***** Items *****

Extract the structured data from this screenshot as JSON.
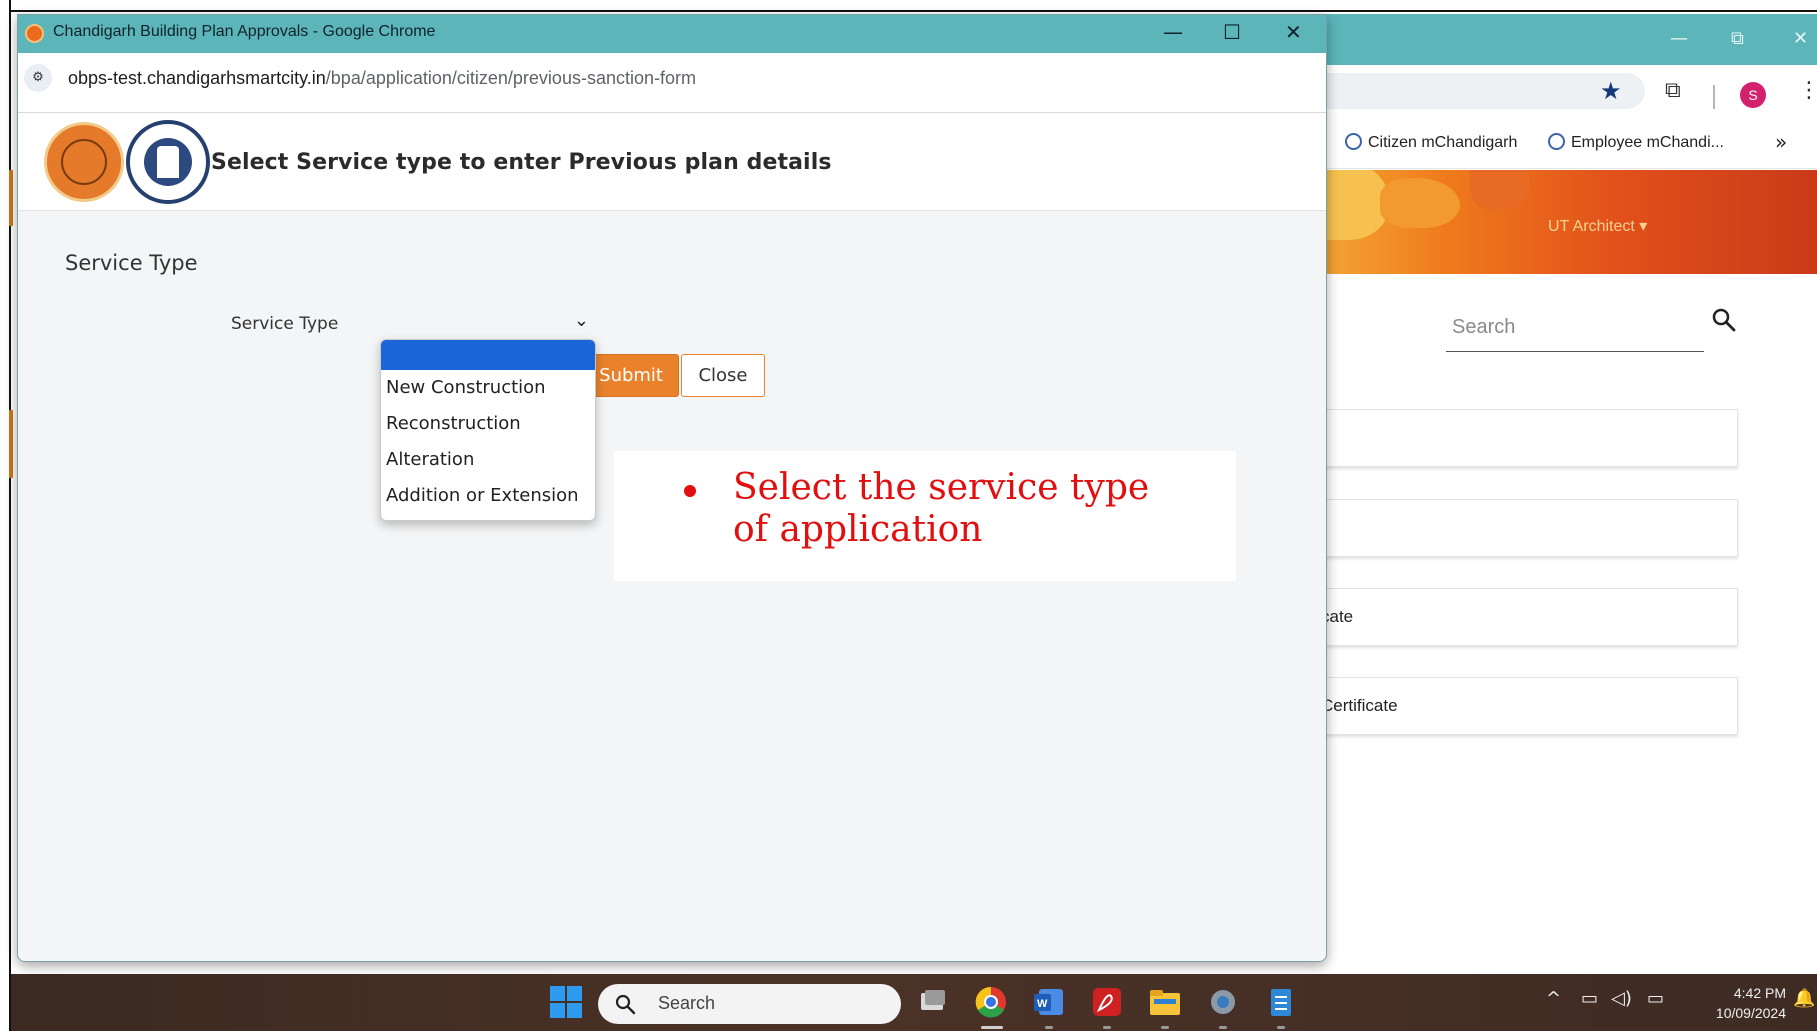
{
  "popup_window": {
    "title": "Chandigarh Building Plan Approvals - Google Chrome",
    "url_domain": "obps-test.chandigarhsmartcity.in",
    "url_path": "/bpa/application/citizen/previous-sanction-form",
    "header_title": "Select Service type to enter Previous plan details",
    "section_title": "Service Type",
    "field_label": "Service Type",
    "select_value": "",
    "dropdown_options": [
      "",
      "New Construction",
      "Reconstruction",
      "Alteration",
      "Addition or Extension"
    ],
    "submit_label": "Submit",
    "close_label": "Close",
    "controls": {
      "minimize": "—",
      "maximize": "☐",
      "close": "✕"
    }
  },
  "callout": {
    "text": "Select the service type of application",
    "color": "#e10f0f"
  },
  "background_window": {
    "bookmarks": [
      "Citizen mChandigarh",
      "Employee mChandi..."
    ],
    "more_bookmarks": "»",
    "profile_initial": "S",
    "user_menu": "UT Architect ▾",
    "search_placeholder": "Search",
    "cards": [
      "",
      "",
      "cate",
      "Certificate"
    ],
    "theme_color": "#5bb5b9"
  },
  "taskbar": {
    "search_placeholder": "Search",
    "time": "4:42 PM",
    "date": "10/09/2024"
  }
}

*****
***** Items *****

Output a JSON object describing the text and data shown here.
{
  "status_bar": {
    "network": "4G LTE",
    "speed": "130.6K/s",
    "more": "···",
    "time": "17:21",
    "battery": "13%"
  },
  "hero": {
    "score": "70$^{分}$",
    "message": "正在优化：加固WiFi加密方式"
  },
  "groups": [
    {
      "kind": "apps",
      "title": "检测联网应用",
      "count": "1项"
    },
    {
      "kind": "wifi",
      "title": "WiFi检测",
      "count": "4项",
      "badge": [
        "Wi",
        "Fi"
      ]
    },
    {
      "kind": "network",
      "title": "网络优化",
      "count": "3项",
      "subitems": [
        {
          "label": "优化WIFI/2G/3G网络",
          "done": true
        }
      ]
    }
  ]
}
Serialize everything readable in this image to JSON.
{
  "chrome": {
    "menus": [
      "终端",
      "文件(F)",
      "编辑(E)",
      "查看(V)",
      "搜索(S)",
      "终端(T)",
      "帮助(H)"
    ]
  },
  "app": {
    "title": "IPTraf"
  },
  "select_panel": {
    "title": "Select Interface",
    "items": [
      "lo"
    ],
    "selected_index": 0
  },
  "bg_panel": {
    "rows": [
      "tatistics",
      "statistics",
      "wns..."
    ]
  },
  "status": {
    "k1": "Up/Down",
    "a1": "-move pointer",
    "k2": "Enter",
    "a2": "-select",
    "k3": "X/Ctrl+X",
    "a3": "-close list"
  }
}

*****
***** Items *****

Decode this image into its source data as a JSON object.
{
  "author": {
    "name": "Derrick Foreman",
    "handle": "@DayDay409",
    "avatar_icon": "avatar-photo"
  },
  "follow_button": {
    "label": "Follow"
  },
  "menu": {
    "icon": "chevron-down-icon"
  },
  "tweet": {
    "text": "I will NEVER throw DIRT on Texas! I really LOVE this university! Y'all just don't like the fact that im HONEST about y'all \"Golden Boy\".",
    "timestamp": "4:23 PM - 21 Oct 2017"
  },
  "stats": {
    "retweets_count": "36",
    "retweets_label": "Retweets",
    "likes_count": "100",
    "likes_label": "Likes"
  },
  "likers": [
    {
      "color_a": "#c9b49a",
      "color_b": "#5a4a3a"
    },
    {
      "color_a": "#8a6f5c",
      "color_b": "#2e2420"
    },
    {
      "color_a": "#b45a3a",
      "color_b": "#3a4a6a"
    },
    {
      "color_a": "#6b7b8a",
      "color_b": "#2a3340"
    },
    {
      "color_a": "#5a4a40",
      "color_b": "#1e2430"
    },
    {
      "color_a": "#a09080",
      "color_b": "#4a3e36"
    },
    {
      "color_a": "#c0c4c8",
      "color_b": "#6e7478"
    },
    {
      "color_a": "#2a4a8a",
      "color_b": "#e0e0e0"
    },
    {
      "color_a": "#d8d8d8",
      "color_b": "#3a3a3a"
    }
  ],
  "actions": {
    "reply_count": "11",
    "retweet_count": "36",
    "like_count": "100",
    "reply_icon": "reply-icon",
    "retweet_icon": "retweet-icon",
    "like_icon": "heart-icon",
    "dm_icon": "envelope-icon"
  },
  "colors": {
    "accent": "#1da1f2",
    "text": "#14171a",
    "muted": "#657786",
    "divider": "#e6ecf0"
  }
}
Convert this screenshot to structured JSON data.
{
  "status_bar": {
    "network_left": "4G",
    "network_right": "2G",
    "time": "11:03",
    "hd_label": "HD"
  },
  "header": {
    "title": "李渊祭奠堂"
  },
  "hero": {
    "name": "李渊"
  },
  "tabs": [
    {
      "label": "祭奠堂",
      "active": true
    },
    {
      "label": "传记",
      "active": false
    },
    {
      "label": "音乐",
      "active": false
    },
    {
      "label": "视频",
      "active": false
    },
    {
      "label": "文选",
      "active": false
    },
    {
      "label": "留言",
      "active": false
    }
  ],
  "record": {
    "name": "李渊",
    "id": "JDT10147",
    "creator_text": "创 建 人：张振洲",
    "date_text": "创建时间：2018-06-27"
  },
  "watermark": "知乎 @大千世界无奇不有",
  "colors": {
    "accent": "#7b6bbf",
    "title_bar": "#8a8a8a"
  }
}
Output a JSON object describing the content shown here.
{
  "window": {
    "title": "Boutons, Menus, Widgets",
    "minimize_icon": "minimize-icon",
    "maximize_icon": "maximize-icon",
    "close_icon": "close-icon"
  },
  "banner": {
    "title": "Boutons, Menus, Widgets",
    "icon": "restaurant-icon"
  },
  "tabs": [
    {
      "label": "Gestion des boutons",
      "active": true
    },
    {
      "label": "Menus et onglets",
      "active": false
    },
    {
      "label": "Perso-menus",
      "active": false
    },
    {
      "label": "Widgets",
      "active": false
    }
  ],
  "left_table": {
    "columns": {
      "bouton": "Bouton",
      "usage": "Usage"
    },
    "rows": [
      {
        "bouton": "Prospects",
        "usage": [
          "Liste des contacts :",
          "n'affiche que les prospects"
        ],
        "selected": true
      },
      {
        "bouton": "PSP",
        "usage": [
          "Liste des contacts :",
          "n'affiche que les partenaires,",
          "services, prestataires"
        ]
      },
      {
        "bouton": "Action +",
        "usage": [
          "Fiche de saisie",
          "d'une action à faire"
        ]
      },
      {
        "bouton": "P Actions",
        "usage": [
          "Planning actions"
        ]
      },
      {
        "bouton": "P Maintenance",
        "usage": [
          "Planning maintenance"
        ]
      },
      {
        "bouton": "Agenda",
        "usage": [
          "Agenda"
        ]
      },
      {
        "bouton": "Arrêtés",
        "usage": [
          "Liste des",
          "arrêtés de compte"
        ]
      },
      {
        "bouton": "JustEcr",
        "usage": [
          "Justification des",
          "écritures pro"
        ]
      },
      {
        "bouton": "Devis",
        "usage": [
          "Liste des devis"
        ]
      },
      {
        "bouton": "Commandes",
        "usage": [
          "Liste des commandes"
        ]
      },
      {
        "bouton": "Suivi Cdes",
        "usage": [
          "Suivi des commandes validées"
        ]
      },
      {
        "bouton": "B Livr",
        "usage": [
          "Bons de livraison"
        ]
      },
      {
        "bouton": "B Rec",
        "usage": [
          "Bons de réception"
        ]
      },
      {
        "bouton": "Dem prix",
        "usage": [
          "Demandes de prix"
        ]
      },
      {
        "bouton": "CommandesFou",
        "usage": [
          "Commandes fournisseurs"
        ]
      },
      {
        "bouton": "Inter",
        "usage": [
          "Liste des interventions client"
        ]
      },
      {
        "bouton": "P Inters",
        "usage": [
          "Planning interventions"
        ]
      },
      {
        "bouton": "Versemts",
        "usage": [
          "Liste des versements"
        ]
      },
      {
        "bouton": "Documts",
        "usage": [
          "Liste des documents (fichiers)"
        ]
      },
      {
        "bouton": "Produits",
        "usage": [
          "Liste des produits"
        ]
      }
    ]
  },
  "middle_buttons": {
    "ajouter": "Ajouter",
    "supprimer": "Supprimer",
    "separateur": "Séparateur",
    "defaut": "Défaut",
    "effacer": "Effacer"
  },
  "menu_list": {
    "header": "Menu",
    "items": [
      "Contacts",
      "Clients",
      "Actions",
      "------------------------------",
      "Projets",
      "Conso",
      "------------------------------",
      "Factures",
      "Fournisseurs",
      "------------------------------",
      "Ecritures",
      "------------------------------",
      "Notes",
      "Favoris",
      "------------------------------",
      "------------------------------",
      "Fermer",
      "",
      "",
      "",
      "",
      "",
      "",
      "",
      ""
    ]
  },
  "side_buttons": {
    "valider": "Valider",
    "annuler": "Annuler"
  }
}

*****

◆ Task statement
Go through the records and show every line with the string "Suivi" in it.

◆ Answer for this exercise
        "bouton": "Suivi Cdes",
          "Suivi des commandes validées"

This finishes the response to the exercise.